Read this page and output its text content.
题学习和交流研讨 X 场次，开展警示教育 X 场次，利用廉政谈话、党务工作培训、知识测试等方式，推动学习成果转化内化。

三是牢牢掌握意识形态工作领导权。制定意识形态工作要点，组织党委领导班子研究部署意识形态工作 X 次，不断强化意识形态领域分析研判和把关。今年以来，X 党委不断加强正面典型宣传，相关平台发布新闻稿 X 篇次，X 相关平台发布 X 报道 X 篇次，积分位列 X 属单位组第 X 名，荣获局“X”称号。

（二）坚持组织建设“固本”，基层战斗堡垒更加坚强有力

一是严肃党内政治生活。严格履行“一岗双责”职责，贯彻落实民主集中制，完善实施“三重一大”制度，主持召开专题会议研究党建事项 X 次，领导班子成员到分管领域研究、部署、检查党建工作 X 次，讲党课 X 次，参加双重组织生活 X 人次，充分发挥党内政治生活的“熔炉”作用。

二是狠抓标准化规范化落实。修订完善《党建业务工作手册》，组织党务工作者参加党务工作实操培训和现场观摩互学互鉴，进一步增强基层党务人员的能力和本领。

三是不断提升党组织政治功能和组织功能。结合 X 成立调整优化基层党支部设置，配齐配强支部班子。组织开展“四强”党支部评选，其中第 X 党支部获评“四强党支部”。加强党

* * * * *

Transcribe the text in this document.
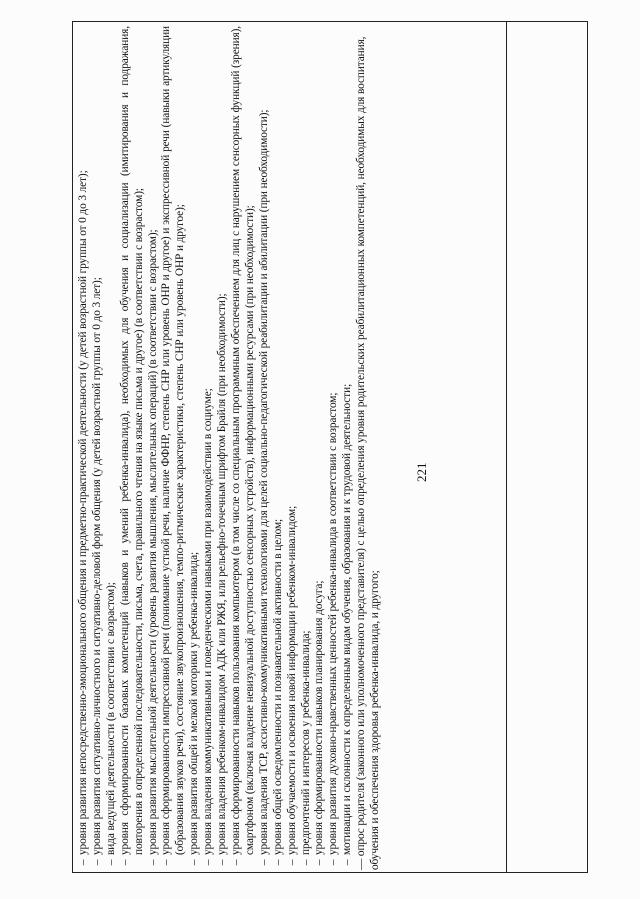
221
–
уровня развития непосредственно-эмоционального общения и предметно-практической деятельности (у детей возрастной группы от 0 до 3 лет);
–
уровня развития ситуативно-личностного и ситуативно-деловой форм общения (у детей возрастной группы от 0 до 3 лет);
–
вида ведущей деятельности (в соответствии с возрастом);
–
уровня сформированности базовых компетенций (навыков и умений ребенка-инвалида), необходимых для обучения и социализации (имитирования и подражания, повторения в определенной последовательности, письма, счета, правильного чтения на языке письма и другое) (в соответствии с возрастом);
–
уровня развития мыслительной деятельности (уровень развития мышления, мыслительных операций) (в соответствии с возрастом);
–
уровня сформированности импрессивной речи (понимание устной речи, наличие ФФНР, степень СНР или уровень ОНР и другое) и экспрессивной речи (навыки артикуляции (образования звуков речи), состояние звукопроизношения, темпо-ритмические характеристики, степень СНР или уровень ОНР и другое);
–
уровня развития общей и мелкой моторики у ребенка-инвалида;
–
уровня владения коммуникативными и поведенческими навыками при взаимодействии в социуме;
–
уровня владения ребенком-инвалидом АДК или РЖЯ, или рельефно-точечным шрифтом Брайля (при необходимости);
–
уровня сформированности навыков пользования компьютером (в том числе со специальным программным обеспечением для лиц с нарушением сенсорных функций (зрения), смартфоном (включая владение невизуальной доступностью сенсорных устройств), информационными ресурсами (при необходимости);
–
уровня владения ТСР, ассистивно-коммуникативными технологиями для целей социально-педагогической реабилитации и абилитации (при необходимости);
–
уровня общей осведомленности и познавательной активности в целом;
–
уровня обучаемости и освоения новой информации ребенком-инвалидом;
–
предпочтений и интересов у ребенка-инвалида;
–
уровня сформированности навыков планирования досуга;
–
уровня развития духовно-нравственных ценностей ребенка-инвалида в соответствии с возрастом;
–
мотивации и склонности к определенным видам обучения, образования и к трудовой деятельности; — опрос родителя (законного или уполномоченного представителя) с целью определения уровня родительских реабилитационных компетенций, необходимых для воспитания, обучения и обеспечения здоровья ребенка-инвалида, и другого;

* * * * *

Among the records above, find each line holding the string "общения" and pull it out.

уровня развития непосредственно-эмоционального общения и предметно-практической деятельности (у детей возрастной группы от 0 до 3 лет);
уровня развития ситуативно-личностного и ситуативно-деловой форм общения (у детей возрастной группы от 0 до 3 лет);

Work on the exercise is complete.